WHAT YOU HAVE TO DO: The exercise asks you to copy every line below in which "Pinheiro" appears.

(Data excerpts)
____________
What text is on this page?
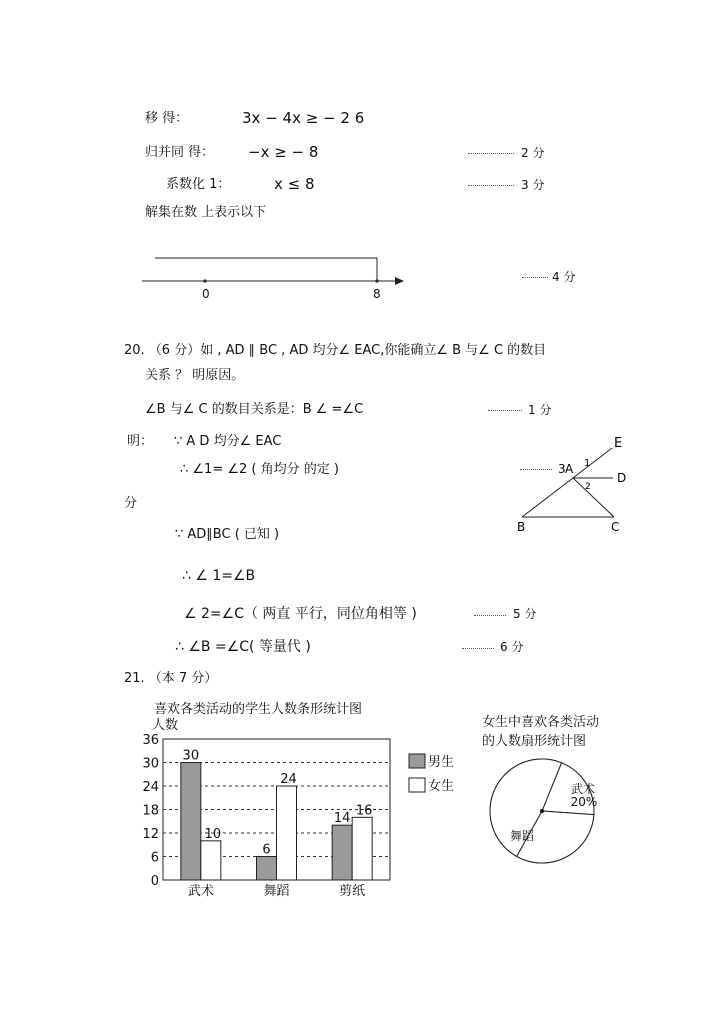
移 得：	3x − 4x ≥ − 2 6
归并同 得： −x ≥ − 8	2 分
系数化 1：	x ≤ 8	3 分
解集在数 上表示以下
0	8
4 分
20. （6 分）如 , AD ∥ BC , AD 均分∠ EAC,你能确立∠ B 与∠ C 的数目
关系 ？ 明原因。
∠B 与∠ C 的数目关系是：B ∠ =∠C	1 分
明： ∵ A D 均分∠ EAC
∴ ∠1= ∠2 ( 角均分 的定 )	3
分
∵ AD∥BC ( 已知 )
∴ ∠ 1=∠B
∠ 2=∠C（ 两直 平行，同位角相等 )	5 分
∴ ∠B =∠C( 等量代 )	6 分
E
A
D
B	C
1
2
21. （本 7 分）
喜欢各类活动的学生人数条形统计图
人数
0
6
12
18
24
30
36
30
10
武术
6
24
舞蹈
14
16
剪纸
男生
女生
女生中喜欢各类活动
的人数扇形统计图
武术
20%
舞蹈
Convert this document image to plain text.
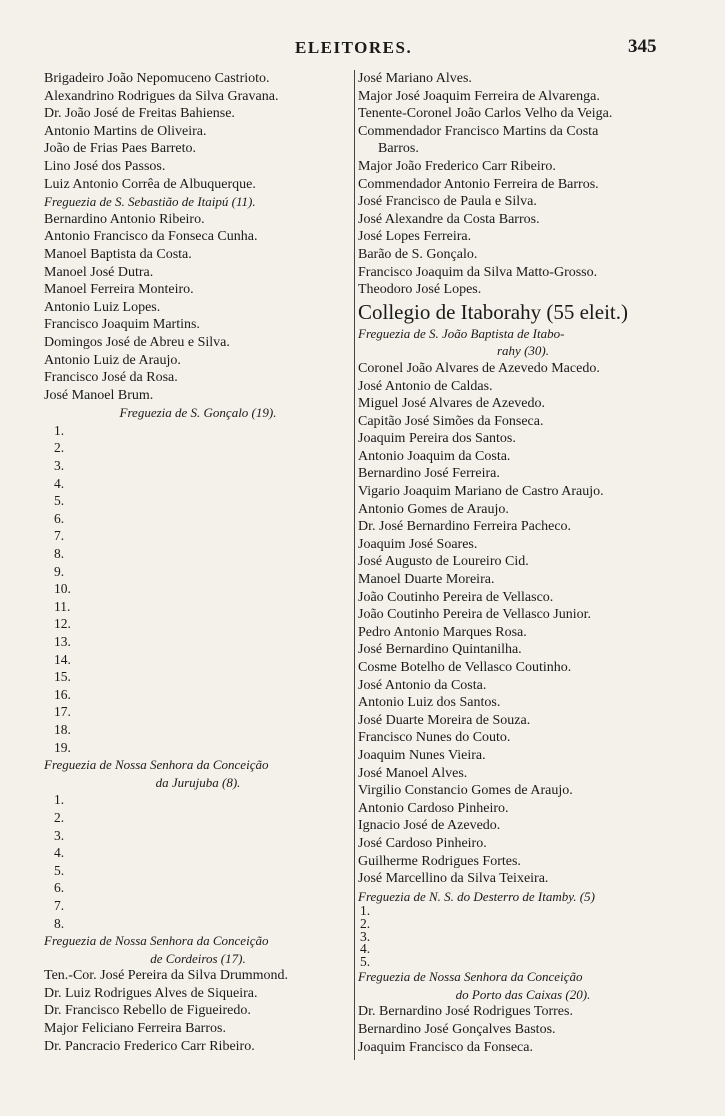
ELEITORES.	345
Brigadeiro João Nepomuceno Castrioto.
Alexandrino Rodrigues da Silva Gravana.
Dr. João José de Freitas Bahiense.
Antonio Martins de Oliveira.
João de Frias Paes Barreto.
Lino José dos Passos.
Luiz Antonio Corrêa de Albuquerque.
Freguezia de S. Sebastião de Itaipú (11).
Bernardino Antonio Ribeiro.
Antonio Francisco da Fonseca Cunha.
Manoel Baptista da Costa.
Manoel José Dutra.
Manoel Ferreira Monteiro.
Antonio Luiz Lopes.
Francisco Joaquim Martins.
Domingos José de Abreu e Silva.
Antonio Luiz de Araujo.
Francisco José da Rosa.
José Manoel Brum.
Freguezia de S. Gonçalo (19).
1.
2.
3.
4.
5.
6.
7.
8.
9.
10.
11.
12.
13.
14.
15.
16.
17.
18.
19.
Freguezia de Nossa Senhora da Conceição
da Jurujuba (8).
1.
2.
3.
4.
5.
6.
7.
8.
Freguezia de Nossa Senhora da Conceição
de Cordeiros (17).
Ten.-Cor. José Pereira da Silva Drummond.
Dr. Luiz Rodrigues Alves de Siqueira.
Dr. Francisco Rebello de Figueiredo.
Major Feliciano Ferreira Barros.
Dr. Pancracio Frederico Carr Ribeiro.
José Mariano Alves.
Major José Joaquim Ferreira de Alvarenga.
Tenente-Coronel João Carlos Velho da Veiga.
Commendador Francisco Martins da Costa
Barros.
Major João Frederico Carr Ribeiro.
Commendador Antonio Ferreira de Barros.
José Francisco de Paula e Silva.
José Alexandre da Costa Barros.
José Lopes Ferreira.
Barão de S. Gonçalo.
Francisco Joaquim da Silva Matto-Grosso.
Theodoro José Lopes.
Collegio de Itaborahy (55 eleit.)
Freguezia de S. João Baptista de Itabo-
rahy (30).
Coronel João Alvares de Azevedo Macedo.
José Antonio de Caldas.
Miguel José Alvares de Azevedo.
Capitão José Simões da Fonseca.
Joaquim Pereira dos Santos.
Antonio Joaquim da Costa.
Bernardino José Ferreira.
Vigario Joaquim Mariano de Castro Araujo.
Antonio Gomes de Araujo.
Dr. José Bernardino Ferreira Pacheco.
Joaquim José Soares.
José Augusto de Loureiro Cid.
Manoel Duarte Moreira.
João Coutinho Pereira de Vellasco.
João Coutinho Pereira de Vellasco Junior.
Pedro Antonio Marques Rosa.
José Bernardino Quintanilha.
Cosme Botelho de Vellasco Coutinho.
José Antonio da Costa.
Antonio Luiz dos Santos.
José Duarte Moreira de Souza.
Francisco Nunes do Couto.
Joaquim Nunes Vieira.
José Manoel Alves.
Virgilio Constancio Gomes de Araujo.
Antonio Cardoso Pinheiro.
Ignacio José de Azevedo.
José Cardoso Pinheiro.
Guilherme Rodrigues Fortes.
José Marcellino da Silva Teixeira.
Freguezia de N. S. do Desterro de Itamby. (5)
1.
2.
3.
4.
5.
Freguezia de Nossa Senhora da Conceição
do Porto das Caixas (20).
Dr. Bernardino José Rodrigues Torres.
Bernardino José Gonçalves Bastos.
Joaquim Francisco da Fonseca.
____________
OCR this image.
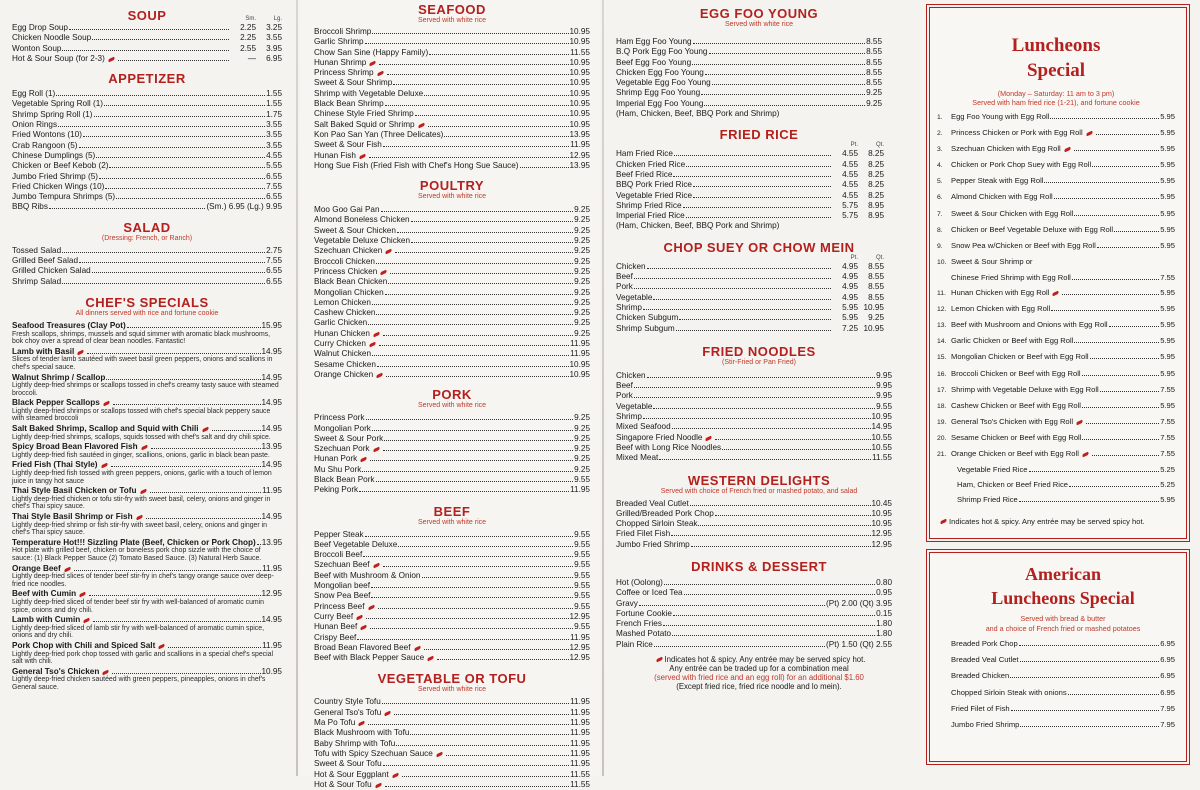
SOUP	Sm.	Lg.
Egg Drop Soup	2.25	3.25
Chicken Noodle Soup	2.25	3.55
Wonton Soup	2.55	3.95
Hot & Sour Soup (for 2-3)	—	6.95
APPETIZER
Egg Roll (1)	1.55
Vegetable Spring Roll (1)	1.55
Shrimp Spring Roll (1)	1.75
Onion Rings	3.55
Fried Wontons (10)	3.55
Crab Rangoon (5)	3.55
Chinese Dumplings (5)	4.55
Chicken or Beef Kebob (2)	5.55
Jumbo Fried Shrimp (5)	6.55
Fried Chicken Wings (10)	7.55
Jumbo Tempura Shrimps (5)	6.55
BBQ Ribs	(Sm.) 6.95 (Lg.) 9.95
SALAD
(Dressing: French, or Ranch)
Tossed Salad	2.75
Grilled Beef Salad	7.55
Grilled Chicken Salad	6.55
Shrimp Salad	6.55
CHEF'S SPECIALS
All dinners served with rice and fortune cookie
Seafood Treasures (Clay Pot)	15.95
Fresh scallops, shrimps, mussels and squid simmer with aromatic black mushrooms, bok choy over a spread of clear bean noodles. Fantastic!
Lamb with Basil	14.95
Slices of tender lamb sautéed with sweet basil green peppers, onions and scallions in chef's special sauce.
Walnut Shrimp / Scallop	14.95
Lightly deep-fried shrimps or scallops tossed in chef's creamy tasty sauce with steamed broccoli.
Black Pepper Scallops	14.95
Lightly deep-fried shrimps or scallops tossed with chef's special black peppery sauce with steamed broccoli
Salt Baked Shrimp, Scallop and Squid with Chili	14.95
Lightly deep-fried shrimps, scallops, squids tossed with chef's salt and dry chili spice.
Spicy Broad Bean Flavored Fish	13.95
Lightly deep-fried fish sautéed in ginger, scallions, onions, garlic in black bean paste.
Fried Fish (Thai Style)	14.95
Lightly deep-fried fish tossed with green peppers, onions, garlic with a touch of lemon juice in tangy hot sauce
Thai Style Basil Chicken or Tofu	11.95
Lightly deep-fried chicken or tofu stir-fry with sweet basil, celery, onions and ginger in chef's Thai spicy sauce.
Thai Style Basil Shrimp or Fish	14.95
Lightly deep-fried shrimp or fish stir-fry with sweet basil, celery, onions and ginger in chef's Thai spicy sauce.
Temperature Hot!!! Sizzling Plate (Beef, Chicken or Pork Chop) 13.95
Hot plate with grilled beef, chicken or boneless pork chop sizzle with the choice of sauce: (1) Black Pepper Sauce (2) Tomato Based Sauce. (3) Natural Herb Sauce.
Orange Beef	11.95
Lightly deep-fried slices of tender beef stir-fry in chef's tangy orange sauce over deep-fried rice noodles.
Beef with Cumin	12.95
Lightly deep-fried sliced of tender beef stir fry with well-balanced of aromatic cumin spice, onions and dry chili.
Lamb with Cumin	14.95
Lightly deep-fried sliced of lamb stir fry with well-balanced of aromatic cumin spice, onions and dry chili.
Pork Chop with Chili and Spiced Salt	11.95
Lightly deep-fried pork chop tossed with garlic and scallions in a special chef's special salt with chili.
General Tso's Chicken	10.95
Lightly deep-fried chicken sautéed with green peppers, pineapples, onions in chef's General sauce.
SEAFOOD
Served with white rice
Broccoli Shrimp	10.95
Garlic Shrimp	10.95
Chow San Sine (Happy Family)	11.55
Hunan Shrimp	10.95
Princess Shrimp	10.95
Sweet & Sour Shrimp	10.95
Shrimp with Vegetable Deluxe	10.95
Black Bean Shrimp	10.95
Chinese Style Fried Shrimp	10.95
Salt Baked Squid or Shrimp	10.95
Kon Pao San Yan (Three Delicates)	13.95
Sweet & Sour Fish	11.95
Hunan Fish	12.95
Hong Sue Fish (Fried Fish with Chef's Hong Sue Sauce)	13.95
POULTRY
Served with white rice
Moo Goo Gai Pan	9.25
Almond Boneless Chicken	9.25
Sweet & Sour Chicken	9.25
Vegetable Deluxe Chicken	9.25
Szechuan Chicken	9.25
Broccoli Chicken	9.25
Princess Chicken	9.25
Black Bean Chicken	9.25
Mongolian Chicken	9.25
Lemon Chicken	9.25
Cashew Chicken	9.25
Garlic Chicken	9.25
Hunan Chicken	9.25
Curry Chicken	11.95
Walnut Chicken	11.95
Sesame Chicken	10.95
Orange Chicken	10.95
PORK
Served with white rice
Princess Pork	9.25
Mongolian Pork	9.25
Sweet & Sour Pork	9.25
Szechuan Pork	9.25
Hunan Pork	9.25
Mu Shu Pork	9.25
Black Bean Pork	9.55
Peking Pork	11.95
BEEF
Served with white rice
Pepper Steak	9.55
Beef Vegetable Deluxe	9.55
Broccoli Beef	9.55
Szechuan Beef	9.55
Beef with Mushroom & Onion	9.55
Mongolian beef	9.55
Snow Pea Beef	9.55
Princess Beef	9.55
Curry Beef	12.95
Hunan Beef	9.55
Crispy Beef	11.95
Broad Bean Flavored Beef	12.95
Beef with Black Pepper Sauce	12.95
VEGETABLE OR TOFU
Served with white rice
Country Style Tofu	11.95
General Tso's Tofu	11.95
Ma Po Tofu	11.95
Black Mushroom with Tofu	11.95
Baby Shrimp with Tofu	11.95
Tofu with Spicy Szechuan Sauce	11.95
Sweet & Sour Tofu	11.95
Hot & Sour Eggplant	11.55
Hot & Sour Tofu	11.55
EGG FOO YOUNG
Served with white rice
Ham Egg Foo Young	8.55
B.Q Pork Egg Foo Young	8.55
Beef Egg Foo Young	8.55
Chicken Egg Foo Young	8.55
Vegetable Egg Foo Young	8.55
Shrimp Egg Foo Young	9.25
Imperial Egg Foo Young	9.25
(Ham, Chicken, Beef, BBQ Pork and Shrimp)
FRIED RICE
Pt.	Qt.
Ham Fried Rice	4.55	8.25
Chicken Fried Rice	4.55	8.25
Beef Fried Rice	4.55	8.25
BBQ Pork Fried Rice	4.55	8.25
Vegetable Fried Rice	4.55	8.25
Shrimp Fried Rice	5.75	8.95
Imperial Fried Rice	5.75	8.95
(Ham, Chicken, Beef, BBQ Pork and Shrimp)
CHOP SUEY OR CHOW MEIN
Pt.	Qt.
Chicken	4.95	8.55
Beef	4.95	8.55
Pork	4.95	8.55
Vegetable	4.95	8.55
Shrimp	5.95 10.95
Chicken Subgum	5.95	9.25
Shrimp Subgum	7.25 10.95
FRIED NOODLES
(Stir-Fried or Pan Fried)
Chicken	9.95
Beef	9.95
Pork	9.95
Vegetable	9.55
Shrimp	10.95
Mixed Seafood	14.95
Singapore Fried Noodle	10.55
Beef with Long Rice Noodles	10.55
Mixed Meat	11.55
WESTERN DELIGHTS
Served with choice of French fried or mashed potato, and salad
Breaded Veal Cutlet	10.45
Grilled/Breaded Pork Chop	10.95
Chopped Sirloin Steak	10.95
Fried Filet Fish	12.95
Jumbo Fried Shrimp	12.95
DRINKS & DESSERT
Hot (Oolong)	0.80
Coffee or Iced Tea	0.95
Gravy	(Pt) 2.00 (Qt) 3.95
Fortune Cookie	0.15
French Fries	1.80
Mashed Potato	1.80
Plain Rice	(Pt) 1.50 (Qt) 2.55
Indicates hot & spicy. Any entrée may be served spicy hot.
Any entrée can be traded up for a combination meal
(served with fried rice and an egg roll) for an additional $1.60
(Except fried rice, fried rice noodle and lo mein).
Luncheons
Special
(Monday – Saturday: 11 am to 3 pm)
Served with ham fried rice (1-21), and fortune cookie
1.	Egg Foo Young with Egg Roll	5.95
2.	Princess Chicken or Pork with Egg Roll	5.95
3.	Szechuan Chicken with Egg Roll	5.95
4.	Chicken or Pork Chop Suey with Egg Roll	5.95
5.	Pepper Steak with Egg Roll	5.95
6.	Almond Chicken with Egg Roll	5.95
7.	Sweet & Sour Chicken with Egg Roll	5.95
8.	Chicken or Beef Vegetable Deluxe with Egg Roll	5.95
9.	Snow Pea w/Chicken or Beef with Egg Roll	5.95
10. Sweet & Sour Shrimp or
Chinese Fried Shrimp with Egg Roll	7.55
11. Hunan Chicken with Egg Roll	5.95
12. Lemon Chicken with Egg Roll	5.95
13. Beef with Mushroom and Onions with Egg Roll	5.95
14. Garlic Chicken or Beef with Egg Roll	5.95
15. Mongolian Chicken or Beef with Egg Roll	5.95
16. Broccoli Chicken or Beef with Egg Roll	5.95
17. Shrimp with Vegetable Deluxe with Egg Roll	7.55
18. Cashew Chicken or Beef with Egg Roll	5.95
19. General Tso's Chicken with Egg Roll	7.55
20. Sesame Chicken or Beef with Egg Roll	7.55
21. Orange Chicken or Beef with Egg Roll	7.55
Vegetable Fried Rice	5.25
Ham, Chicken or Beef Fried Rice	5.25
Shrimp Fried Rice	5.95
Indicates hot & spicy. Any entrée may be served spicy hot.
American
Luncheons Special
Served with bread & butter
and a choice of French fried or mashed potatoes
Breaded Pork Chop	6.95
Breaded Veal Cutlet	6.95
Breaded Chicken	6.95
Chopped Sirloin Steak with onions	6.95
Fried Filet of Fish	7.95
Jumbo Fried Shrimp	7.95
____________
SOLVED PROBLEM:
Antonio Cardoso Pinheiro.
José Cardoso Pinheiro.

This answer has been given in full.